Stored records
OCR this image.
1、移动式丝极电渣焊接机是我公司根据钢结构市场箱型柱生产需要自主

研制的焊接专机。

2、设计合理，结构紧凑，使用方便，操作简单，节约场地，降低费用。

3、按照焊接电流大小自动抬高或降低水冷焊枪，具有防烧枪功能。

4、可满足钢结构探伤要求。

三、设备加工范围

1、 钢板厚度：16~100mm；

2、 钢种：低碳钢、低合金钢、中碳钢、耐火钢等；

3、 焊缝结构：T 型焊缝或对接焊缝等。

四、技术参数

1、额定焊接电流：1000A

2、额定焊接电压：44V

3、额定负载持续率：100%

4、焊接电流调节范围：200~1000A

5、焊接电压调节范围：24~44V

*WHAT YOU HAVE TO DO:*
Reproduce the records above exactly.

*TASK SOLUTION:*
OCR this image.
1、移动式丝极电渣焊接机是我公司根据钢结构市场箱型柱生产需要自主

研制的焊接专机。

2、设计合理，结构紧凑，使用方便，操作简单，节约场地，降低费用。

3、按照焊接电流大小自动抬高或降低水冷焊枪，具有防烧枪功能。

4、可满足钢结构探伤要求。

三、设备加工范围

1、 钢板厚度：16~100mm；

2、 钢种：低碳钢、低合金钢、中碳钢、耐火钢等；

3、 焊缝结构：T 型焊缝或对接焊缝等。

四、技术参数

1、额定焊接电流：1000A

2、额定焊接电压：44V

3、额定负载持续率：100%

4、焊接电流调节范围：200~1000A

5、焊接电压调节范围：24~44V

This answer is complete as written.